Task to carry out ▸ All lines below must be repeated exactly, with the pictures omitted.

Stored data:
--*--

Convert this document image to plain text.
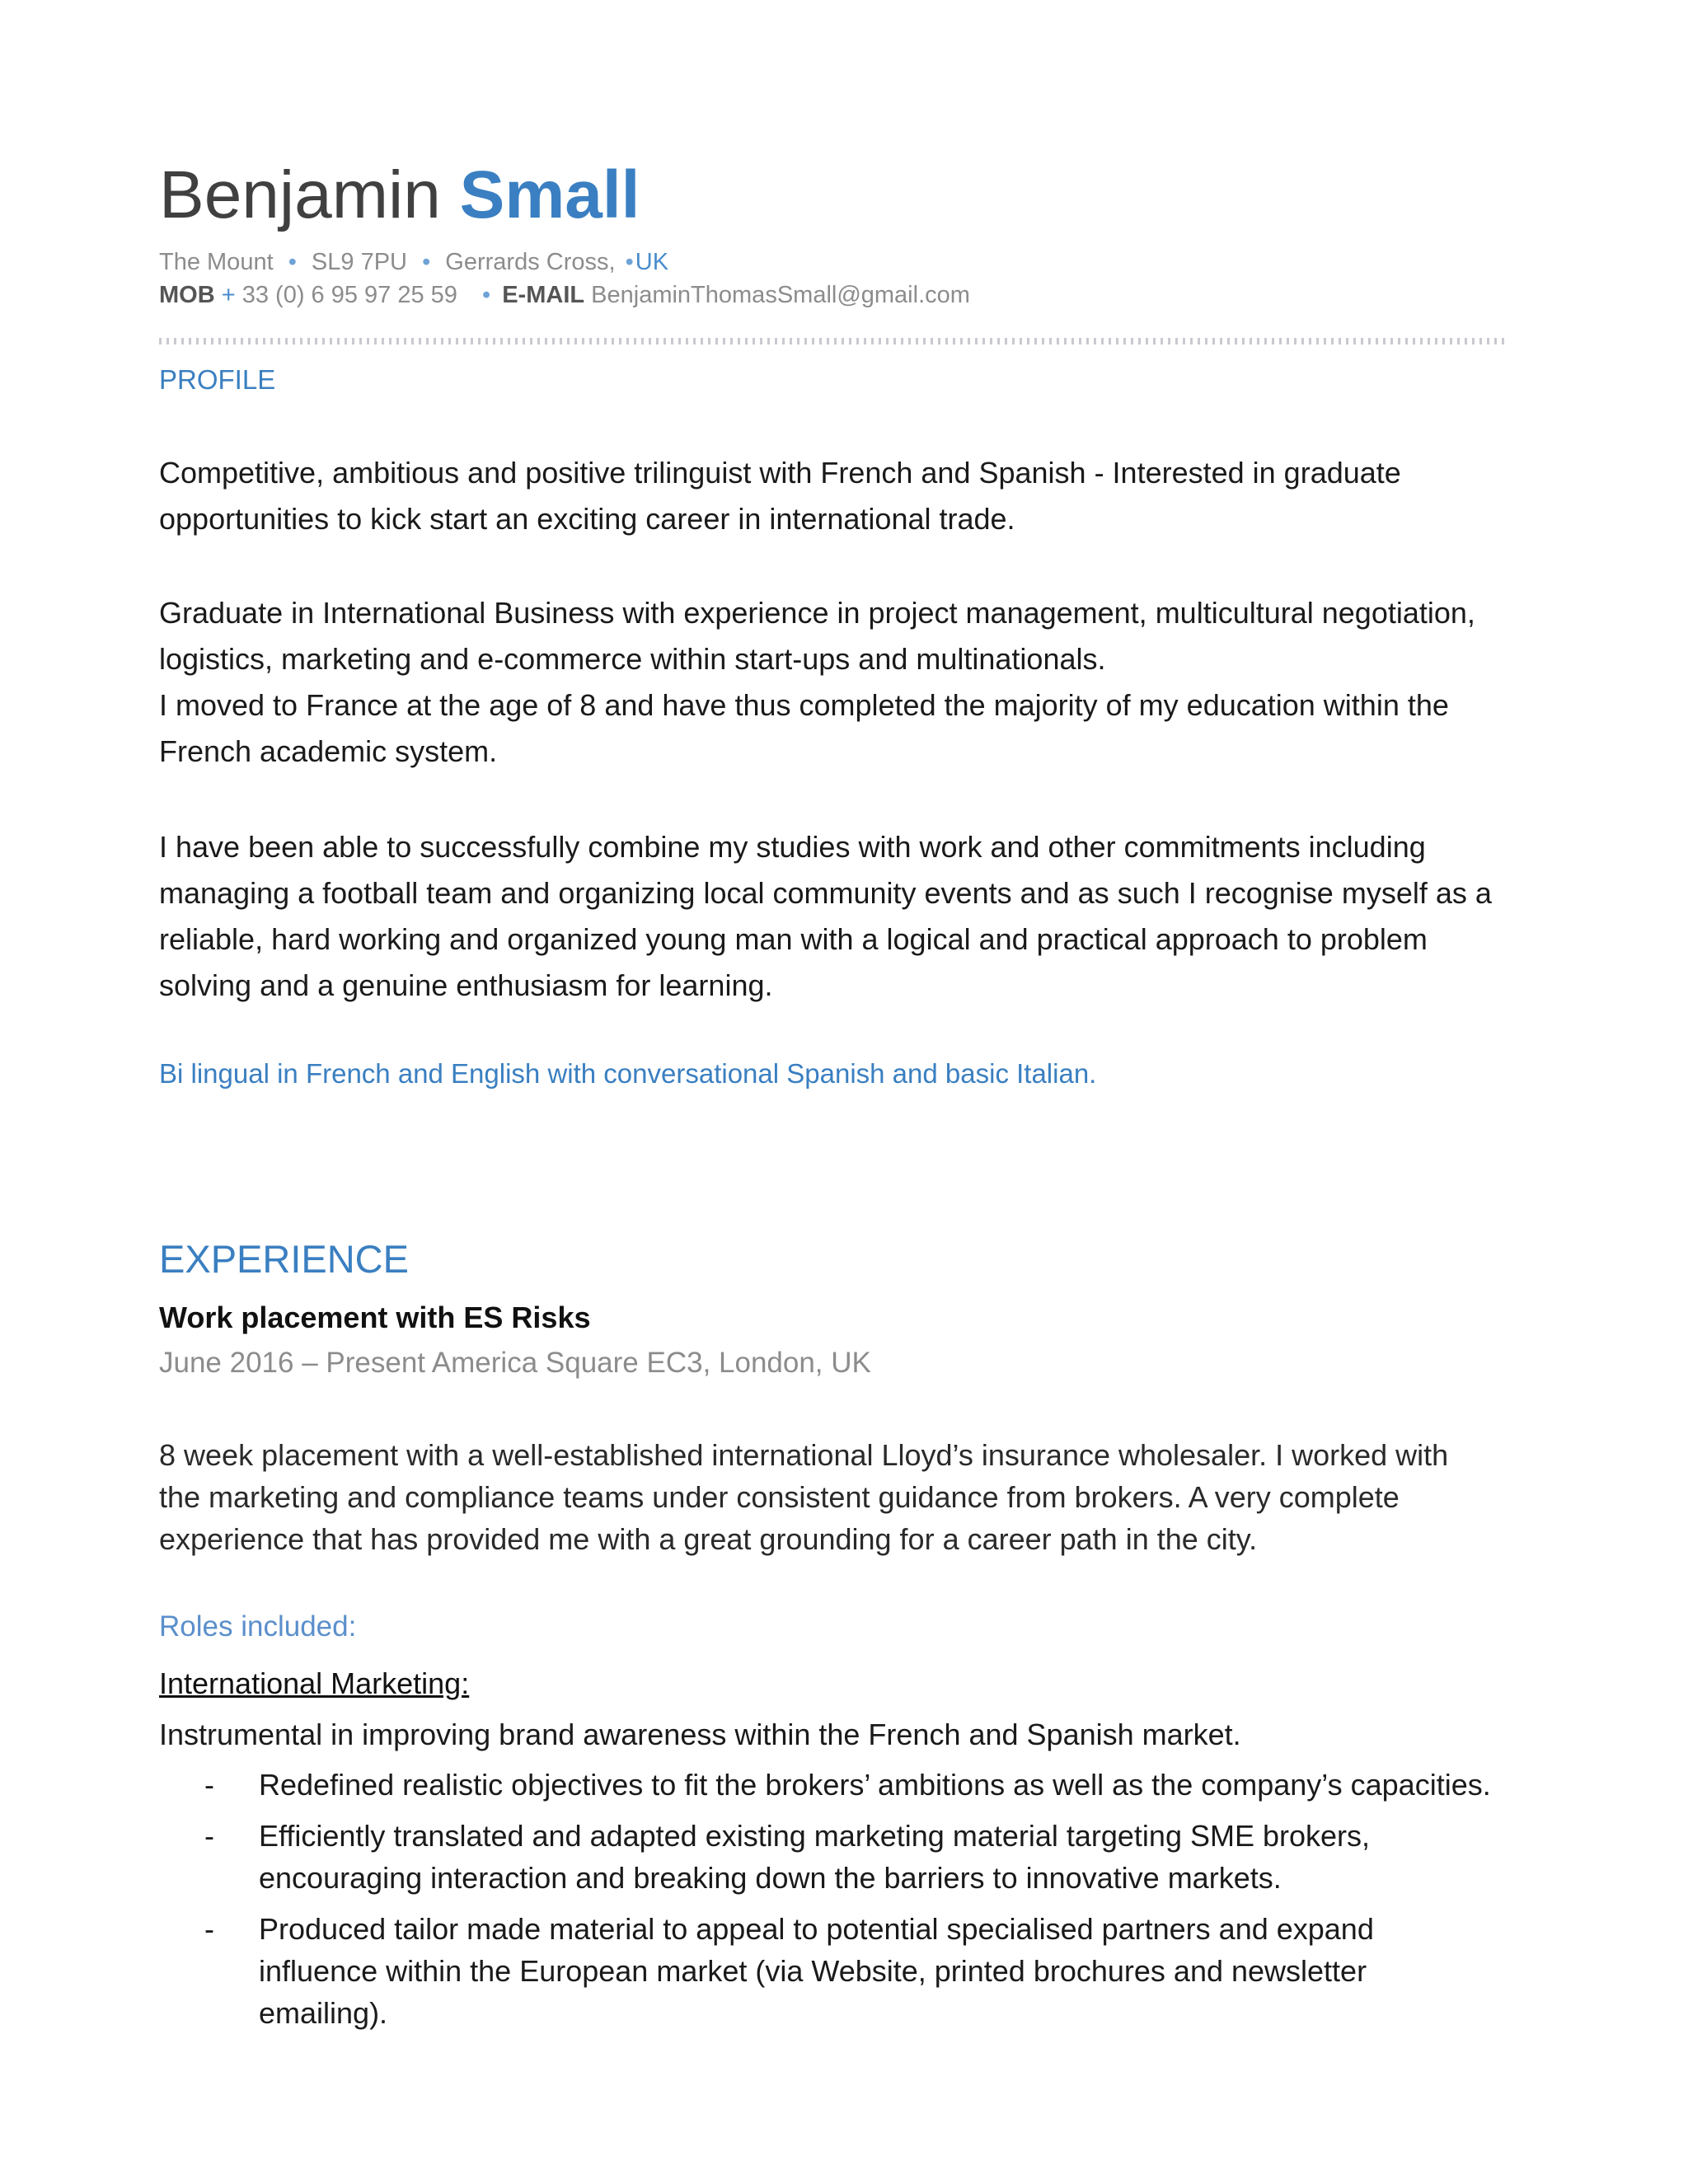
Benjamin Small
The Mount • SL9 7PU • Gerrards Cross, •UK
MOB + 33 (0) 6 95 97 25 59 • E-MAIL BenjaminThomasSmall@gmail.com
PROFILE
Competitive, ambitious and positive trilinguist with French and Spanish - Interested in graduate
opportunities to kick start an exciting career in international trade.
Graduate in International Business with experience in project management, multicultural negotiation,
logistics, marketing and e-commerce within start-ups and multinationals.
I moved to France at the age of 8 and have thus completed the majority of my education within the
French academic system.
I have been able to successfully combine my studies with work and other commitments including
managing a football team and organizing local community events and as such I recognise myself as a
reliable, hard working and organized young man with a logical and practical approach to problem
solving and a genuine enthusiasm for learning.
Bi lingual in French and English with conversational Spanish and basic Italian.
EXPERIENCE
Work placement with ES Risks
June 2016 – Present America Square EC3, London, UK
8 week placement with a well-established international Lloyd’s insurance wholesaler. I worked with
the marketing and compliance teams under consistent guidance from brokers. A very complete
experience that has provided me with a great grounding for a career path in the city.
Roles included:
International Marketing:
Instrumental in improving brand awareness within the French and Spanish market.
- Redefined realistic objectives to fit the brokers’ ambitions as well as the company’s capacities.
- Efficiently translated and adapted existing marketing material targeting SME brokers,
encouraging interaction and breaking down the barriers to innovative markets.
- Produced tailor made material to appeal to potential specialised partners and expand
influence within the European market (via Website, printed brochures and newsletter
emailing).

--*--

Result of the task ▸
Convert this document image to plain text.
Benjamin Small
The Mount • SL9 7PU • Gerrards Cross, •UK
MOB + 33 (0) 6 95 97 25 59 • E-MAIL BenjaminThomasSmall@gmail.com
PROFILE
Competitive, ambitious and positive trilinguist with French and Spanish - Interested in graduate
opportunities to kick start an exciting career in international trade.
Graduate in International Business with experience in project management, multicultural negotiation,
logistics, marketing and e-commerce within start-ups and multinationals.
I moved to France at the age of 8 and have thus completed the majority of my education within the
French academic system.
I have been able to successfully combine my studies with work and other commitments including
managing a football team and organizing local community events and as such I recognise myself as a
reliable, hard working and organized young man with a logical and practical approach to problem
solving and a genuine enthusiasm for learning.
Bi lingual in French and English with conversational Spanish and basic Italian.
EXPERIENCE
Work placement with ES Risks
June 2016 – Present America Square EC3, London, UK
8 week placement with a well-established international Lloyd’s insurance wholesaler. I worked with
the marketing and compliance teams under consistent guidance from brokers. A very complete
experience that has provided me with a great grounding for a career path in the city.
Roles included:
International Marketing:
Instrumental in improving brand awareness within the French and Spanish market.
- Redefined realistic objectives to fit the brokers’ ambitions as well as the company’s capacities.
- Efficiently translated and adapted existing marketing material targeting SME brokers,
encouraging interaction and breaking down the barriers to innovative markets.
- Produced tailor made material to appeal to potential specialised partners and expand
influence within the European market (via Website, printed brochures and newsletter
emailing).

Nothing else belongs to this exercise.